Problem description →
Tally the lines that contain the string "data" and state that total without comment.

** START OF The records **

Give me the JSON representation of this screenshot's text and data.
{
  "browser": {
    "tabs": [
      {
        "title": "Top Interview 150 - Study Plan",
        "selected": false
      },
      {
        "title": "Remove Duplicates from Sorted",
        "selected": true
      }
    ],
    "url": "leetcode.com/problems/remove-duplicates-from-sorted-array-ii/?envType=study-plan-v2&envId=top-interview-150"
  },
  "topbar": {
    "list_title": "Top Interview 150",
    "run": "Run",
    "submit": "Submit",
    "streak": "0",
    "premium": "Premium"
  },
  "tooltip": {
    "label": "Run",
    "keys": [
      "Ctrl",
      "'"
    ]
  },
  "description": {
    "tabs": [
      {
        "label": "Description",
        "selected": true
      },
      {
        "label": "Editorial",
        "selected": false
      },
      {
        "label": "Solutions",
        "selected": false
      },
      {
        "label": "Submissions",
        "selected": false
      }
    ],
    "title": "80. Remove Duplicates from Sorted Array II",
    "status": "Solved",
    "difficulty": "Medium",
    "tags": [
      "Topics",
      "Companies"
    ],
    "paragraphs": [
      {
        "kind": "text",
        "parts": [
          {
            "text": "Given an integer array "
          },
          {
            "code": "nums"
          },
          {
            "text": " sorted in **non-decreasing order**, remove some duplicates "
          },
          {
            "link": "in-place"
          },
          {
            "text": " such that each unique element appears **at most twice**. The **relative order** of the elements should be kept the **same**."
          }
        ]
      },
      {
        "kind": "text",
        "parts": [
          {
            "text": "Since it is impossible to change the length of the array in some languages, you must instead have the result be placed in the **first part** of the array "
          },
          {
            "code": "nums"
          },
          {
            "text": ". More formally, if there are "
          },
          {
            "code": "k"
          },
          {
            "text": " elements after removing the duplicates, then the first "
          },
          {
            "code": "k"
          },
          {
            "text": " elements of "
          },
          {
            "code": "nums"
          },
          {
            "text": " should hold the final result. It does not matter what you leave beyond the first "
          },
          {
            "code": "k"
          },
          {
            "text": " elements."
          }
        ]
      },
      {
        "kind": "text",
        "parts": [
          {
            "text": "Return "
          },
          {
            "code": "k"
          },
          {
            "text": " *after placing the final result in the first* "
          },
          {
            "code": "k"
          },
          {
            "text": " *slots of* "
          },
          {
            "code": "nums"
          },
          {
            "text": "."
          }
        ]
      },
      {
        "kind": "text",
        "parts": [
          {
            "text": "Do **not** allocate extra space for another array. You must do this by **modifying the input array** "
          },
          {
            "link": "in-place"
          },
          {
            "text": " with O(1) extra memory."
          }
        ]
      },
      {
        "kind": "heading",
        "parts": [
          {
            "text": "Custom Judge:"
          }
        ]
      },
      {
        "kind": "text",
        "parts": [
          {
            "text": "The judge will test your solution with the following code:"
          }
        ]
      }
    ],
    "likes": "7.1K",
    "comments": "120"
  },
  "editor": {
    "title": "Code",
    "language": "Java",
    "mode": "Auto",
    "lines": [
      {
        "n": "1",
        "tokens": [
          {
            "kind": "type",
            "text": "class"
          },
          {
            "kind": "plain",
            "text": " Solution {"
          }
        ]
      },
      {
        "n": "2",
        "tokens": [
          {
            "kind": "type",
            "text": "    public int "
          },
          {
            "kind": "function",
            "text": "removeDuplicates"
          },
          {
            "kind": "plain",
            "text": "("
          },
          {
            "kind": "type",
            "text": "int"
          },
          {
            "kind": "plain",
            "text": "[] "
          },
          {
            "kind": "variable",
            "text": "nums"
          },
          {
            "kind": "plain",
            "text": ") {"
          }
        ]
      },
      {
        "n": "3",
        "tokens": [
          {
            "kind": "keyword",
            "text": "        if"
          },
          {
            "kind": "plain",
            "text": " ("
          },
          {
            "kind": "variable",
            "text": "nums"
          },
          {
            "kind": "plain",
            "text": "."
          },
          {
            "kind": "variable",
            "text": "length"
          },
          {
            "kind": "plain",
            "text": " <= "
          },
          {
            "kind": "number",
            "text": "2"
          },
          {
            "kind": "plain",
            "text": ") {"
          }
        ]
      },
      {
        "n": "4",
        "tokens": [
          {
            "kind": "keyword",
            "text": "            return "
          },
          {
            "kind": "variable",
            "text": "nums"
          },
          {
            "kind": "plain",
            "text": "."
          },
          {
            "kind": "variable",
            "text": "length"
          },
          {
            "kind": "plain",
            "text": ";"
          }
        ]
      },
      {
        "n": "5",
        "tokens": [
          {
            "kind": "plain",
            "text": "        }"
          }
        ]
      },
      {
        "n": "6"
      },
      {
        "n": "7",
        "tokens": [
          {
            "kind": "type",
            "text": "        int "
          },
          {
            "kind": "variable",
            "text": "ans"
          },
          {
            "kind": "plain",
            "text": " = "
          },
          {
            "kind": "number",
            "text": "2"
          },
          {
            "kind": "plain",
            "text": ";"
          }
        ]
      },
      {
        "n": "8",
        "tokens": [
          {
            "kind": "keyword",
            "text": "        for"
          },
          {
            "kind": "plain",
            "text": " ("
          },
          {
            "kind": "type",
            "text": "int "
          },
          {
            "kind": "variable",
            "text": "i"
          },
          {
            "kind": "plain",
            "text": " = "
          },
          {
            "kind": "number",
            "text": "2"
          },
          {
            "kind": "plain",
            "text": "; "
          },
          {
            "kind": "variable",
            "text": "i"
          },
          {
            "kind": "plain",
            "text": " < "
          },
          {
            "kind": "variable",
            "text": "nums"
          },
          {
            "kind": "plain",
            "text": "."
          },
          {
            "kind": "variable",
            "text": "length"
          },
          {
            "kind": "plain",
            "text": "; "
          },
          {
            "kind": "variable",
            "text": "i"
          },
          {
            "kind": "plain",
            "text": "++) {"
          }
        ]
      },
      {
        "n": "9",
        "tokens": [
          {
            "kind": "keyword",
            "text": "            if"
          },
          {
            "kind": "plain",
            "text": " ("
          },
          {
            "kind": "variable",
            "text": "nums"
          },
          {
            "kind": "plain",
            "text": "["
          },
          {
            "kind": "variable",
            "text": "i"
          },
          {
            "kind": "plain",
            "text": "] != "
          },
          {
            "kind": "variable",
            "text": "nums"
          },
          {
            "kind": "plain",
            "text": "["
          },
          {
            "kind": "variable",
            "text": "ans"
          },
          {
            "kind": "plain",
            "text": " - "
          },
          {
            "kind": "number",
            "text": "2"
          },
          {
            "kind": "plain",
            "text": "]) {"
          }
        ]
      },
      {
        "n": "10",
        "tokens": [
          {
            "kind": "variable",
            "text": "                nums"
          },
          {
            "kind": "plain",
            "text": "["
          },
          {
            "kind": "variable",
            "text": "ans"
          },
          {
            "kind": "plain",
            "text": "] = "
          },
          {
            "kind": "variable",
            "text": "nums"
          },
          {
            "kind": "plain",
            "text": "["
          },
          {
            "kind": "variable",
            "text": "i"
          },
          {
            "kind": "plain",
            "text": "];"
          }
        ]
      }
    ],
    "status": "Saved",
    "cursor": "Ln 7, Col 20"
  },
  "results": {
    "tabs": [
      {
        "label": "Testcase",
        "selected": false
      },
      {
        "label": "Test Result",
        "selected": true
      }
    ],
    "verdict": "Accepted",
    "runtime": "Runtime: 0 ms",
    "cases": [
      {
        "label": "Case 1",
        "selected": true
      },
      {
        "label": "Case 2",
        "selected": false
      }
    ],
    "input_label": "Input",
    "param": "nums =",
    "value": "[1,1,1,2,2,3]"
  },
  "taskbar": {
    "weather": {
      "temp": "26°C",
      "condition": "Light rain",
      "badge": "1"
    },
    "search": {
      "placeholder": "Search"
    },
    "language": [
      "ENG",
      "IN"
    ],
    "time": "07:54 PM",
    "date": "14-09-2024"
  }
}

** END OF The records **
** START OF The records **

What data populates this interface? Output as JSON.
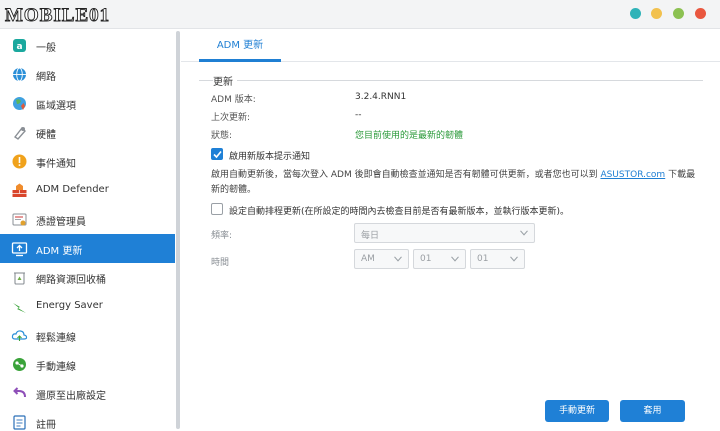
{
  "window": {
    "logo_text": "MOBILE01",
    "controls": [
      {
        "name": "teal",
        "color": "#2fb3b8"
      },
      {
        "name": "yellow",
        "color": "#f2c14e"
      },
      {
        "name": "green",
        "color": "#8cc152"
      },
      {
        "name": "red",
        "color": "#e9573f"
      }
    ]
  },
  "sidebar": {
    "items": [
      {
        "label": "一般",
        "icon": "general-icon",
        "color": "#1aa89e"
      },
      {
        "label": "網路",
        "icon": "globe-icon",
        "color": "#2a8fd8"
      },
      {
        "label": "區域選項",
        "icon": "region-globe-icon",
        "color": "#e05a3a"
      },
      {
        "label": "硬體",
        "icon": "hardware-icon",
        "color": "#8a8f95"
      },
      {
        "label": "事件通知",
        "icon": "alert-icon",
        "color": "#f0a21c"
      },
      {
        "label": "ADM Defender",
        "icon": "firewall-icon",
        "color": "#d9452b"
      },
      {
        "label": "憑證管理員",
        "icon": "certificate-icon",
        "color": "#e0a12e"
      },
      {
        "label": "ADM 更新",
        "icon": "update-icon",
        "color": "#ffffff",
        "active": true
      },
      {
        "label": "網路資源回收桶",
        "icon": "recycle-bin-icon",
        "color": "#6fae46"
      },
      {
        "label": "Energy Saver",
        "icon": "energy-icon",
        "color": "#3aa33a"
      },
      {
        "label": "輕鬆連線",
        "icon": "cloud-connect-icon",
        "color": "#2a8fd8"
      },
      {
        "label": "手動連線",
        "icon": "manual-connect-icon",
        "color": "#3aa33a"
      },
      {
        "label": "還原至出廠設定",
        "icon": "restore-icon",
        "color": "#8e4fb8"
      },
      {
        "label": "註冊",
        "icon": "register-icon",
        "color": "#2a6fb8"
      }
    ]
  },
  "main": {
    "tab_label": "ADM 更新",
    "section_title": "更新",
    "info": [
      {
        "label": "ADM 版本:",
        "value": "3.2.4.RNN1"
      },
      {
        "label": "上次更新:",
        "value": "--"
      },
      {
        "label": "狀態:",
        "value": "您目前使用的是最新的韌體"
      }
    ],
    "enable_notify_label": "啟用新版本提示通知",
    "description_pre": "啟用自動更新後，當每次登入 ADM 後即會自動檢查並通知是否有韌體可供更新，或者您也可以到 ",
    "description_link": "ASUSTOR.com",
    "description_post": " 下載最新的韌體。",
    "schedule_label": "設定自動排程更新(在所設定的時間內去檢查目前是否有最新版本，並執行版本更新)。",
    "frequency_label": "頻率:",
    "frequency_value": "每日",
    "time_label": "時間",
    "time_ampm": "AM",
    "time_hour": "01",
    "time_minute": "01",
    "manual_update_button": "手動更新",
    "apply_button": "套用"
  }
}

** END OF The records **

Completed task →
2